● EXERCISE:
State how many lines in the items below contain the string "abbreviation", treating uppercase and lowercase as different. Reply with the number alone.

● ENTRIES:

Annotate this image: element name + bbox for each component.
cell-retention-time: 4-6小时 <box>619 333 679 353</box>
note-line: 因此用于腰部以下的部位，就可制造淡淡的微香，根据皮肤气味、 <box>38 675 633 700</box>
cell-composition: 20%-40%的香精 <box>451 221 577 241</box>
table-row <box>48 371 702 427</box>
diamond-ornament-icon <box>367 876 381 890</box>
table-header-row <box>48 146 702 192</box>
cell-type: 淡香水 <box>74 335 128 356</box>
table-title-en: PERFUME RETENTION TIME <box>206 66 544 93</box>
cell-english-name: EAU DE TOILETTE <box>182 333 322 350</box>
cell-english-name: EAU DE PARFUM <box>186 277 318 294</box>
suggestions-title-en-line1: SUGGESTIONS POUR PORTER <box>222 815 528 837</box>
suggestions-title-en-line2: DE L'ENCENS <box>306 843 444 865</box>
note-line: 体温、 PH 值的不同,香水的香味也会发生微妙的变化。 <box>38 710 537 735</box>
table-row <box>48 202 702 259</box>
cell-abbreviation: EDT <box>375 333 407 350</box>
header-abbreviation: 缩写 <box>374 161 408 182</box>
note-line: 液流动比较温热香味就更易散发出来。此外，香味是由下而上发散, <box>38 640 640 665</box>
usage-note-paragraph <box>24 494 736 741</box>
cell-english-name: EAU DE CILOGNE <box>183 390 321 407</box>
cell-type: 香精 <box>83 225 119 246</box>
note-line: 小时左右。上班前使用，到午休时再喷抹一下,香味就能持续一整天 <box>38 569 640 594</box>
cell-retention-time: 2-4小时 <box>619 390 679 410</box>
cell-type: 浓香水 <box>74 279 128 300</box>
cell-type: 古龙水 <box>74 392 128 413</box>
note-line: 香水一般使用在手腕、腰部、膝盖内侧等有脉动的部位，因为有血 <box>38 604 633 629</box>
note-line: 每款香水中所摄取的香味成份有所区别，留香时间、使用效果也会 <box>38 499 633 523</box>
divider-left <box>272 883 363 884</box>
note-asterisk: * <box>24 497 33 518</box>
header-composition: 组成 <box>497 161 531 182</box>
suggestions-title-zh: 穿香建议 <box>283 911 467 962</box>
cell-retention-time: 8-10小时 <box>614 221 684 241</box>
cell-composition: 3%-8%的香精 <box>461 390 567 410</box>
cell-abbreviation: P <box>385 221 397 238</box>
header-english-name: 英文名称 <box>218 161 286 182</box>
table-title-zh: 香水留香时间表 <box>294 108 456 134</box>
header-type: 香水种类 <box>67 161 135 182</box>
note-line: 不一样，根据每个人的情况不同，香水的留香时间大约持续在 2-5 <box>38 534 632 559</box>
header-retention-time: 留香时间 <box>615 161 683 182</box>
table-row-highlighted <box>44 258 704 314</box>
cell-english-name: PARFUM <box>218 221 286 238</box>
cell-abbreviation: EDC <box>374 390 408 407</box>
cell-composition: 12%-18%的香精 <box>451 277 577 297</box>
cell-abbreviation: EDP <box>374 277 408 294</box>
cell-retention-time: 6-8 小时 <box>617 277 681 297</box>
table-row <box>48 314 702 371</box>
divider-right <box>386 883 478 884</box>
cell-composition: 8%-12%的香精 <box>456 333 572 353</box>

● WRITTEN SOLUTION:
5